Exercise passage:

This is really stupid. If anything, it might renew interest in a relatively obscure (for younger people) book. Now, it will just result in backlash as people will refuse to buy anything from Dick now. The estate has no real legal ground to stand on, and has now shot itself in the foot. Bravo!
Free digital copy of "Blade Runner" with every Nexus One (director's cut, of course). Google gets to demo the phones' video chops and gets the coolness cred, PKD's heirs get a chunk of the royalties. Win-win.
Prisencolinensinainciusol. Ol Rait!
Even Motorola had the wherewithal to kindly ask Lucas before using Droid as a name for their phone because 'droid' is a registered trademark of Lucasfilm Ltd.
The clue is in the part of your own post starting "because" - even then, its debatable as to whether that trademark would apply to anything other than plush R2D2 toys.
Google applied for a trademark on "NEXUS ONE" [uspto.gov].
Yup - "Nexus 1". Not "Nexus 6". Its a dictionary word and a number. I Googled for "Nexus" and get the Tyne and Wear public transportation system, a Christian music school, a dating agency, a production company and a sponsored link to Amazon leading to a whole bunch of rather pornographic looking novels. No Dick (at least of the Philip K variety).

Structured page parsing data:
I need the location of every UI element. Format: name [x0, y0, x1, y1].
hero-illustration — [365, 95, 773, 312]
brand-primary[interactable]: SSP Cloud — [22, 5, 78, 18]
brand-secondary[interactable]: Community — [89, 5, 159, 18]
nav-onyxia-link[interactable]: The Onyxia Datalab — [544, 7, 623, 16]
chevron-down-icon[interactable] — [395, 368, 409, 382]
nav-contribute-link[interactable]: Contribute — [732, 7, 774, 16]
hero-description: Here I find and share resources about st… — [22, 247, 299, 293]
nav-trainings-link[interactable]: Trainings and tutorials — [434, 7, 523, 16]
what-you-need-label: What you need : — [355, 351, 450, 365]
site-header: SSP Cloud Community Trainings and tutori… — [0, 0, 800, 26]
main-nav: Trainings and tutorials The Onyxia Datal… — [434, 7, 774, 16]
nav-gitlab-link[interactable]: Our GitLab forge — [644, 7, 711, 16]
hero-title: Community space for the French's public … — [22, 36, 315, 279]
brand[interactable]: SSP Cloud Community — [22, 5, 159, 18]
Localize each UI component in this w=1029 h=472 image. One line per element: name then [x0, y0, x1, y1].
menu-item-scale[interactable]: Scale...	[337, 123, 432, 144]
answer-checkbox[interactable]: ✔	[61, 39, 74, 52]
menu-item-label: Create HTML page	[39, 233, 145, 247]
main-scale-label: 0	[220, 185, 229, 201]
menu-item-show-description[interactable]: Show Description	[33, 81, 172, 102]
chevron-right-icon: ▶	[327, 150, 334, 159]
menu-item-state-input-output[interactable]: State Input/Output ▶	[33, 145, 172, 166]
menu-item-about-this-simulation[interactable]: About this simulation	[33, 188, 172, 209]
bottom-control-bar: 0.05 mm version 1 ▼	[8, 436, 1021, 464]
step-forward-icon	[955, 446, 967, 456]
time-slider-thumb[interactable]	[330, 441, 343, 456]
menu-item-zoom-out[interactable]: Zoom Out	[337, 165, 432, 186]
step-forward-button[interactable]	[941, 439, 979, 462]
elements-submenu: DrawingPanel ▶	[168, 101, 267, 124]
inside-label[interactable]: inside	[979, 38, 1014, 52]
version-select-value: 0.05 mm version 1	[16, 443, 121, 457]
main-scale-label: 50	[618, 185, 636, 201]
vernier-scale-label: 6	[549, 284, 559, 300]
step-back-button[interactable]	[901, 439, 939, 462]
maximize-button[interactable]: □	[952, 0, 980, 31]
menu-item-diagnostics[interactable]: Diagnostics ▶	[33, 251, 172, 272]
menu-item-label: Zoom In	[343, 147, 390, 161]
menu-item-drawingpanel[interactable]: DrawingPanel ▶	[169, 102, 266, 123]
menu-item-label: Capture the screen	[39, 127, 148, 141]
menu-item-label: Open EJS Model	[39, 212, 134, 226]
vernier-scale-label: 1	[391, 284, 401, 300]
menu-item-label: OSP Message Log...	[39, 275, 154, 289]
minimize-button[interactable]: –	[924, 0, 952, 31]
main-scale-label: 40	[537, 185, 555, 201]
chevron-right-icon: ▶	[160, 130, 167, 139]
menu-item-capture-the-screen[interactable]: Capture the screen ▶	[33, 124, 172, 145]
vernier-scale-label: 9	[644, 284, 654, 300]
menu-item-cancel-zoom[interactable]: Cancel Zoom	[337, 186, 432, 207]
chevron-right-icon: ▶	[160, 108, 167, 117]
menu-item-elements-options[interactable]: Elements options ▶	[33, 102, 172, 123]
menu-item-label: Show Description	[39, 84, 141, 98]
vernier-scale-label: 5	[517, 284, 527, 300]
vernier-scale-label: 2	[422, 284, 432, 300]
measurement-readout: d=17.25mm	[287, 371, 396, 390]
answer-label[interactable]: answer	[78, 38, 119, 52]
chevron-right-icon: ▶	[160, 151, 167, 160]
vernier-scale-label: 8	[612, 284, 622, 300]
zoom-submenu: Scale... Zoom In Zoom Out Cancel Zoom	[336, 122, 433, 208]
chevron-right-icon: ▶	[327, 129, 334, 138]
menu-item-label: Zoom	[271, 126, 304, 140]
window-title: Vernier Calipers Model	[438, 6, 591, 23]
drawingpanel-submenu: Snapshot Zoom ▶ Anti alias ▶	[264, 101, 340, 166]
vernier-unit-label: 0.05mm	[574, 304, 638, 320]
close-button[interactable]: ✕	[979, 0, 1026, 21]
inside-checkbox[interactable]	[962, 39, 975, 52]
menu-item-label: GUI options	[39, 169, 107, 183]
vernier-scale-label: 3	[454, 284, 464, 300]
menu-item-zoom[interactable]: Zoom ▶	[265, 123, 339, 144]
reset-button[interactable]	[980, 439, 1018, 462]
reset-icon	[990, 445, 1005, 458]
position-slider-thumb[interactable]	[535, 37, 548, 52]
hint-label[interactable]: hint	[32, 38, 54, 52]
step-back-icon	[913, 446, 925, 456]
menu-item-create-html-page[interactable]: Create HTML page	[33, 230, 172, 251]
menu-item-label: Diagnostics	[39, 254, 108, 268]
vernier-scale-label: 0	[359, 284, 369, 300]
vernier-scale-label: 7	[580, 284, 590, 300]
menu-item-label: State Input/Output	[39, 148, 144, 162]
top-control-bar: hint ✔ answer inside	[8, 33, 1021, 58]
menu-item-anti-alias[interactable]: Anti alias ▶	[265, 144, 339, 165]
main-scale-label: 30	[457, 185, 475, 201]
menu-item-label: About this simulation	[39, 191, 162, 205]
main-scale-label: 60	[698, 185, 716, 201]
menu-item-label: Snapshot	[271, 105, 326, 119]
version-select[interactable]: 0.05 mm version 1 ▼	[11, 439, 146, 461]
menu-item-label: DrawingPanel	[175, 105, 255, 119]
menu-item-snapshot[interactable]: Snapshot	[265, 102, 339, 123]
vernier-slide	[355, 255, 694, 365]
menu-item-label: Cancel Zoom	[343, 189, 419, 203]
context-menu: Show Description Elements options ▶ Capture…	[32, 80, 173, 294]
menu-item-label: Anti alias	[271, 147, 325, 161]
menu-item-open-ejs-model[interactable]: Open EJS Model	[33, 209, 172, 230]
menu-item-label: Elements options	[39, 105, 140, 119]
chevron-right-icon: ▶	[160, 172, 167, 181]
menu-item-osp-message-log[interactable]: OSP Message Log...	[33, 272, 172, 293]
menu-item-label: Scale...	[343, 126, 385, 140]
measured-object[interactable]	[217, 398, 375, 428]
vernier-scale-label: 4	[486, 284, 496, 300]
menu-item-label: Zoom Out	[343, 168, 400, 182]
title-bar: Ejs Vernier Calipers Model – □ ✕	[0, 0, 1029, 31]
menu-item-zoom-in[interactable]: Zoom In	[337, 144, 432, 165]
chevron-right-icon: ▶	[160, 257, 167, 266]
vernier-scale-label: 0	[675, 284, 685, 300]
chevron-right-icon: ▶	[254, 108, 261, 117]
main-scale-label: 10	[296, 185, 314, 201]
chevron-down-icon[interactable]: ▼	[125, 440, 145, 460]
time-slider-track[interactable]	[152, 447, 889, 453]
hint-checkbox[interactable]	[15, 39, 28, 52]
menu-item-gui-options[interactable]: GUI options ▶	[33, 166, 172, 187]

What this exercise asks:
1 – In the comment thread about the Nexus One name, what results does the commenter say came up when Googling "Nexus"? List them all.
2 – Answer these questions about the comment thread on the Nexus One name:
(a) Whom did Motorola ask before using Droid as a phone name?
(b) What free digital copy does one commenter propose giving with every Nexus One?
(c) What did Google apply for a trademark on?
3 – Pick up the comment thread about the Nexus One name after its last comment and write the next comment.

Answers by task:
1 –
- the Tyne and Wear public transportation system
- a Christian music school
- a dating agency
- a production company
- a sponsored link to Amazon leading to a whole bunch of rather pornographic looking novels

2 –
(a) Lucas
(b) "Blade Runner," the director's cut
(c) "NEXUS ONE"

3 –
Now, if Google had jumped straight to "Nexus 6", launched an ad campaign featuring Rutger Hauer, and offered a free lead codpiece or a $100 mail-in rebate on a genuine goat, there might have been a case.
(Push your eyeballs out through your ears? There's an App for that!)
Where do you suppose it should stop? Should Red Hat need Paramount's permission for "Red Hat Enterprise Linux" - or Nokia for the "Nokia Communicator"? Is "Heroes" ripping off Neal Stevenson by having a character punnily named "Hiro"?
In a survey of 100 programmers, 111111 thought that duck-typing was a good idea.
I'm not sure the estate has shot itself in the foot. If people didn't already know the book they wouldn't have known the reference, so it wouldn't have renewed interest in the book. Now they are much more likely to become aware of the book, and the extra publicity is likely to far outweigh any boycott. If (as seems likely to me, but IANAL) the estate has no legal ground, who cares? This wasn't necessarily about winning the case.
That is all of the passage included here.